── Selected extract ──

Commutators in 2 dimensions

[Sunshine]

Homework Statement

Simplify the commutator [A,B] and give the expectation value of [A,B] in the ground state for an isotropic harmonic oscillator (mass m) that has the energy $$\hbar \omega /2$$ when
$$A = xp_x$$
$$B = y$$

Homework Equations

$$[AB,C] = A[B,C] + [A,C]B$$
$$[p_i,x_j] = i\hbar\delta_{ij}$$

The Attempt at a Solution

$$[xp_x,y] = x[p_x,y] + [x,y]p_x$$ (first relation)
$$x[p_x,y] = 0$$ (second relation)
Last term with test function f(x)

───

- **Task description**:
Extend the commutator homework post above, starting right after its final line, "Last term with test function f(x)".

── Raw data ──

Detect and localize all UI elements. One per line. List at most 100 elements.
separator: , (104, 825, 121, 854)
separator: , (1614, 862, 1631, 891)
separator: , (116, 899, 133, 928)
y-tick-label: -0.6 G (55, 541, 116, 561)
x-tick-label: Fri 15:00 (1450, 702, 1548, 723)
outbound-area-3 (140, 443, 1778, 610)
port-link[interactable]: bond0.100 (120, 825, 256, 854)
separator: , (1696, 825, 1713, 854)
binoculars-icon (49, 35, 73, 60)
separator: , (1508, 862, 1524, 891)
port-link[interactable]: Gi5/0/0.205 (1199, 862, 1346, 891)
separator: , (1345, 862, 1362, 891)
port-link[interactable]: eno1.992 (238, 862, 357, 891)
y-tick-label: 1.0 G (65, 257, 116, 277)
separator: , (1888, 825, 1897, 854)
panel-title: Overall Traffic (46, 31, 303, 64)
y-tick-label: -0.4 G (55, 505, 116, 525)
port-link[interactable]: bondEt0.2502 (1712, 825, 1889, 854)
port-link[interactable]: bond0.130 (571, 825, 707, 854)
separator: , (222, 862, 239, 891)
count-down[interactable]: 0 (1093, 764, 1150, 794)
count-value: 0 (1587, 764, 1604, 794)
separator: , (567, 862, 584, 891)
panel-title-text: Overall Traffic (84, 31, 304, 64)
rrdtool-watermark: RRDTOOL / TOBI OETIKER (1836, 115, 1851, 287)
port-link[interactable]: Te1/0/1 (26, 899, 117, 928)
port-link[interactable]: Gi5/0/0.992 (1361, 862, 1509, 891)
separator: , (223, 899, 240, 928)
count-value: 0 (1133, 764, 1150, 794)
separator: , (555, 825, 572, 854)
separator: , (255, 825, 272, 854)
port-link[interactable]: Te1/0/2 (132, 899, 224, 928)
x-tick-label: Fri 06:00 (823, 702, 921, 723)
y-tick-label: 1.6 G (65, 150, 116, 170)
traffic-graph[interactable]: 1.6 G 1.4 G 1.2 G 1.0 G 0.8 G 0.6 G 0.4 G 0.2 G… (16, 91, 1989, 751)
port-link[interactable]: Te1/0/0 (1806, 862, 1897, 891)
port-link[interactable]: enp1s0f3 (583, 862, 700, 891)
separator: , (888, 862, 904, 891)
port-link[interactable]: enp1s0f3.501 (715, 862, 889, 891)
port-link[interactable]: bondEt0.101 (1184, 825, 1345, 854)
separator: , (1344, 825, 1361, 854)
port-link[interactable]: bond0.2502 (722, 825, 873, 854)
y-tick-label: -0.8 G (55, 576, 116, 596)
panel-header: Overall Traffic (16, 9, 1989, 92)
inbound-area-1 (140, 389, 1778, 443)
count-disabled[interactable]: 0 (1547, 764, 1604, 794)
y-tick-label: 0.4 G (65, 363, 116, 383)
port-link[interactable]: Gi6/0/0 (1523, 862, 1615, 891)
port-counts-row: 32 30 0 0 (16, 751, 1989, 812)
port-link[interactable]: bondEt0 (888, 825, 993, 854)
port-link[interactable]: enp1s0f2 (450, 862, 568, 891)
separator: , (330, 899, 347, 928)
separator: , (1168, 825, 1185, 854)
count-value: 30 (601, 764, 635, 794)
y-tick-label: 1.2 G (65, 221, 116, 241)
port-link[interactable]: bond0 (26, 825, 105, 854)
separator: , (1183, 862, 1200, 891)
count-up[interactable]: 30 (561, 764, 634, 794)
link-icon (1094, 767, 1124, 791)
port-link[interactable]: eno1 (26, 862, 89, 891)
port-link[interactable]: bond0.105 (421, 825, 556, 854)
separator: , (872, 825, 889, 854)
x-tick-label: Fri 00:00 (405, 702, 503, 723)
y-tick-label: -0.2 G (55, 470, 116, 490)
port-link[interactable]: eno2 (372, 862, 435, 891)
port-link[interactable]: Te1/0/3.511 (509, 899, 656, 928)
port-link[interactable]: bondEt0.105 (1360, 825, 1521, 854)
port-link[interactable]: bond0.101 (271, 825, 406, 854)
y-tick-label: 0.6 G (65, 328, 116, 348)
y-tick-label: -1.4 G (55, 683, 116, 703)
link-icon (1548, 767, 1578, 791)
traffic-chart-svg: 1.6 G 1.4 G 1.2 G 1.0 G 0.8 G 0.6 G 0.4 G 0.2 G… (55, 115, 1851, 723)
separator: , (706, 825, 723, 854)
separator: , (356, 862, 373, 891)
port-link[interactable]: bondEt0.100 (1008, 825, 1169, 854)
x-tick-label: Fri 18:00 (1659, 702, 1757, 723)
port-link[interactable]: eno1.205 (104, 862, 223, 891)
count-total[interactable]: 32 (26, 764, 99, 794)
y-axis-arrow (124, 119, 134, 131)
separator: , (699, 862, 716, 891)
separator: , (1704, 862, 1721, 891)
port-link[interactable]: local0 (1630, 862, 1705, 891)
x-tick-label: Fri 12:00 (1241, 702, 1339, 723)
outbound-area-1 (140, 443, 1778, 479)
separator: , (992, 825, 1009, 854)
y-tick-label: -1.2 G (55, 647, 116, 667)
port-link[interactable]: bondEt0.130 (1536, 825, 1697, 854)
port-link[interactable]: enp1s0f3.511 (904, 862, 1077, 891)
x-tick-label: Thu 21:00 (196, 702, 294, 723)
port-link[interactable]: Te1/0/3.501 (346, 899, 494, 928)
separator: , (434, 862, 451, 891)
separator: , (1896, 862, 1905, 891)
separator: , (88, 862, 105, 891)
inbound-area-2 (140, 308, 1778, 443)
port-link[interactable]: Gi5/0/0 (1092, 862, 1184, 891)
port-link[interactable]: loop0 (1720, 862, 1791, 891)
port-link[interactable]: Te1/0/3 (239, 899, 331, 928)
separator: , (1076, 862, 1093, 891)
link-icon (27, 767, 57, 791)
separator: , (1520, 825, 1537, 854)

───

- **Output for this task**:
$$[x,y]p_x f(x) = xy\frac\hbar i \dfrac{\partial}{\partial x}f(x) - yx \frac\hbar i \dfrac{\partial}{\partial x}f(x) = 0 ?$$

I have a feeling that 0 isn't the answer, since I have to find the expectation value as well. If the last equation doesn't become 0 but the middle equation is the most simplified answer, I don't know how to find an expectation value that isn't equal to 0 (because I get that when I put it into the usual integral for expectation value)

 

[nrqed]

Homework Statement

Simplify the commutator [A,B] and give the expectation value of [A,B] in the ground state for an isotropic harmonic oscillator (mass m) that has the energy $$\hbar \omega /2$$ when
$$A = xp_x$$
$$B = y$$

Homework Equations

$$[AB,C] = A[B,C] + [A,C]B$$
$$[p_i,x_j] = i\hbar\delta_{ij}$$

The Attempt at a Solution

$$[xp_x,y] = x[p_x,y] + [x,y]p_x$$ (first relation)
$$x[p_x,y] = 0$$ (second relation)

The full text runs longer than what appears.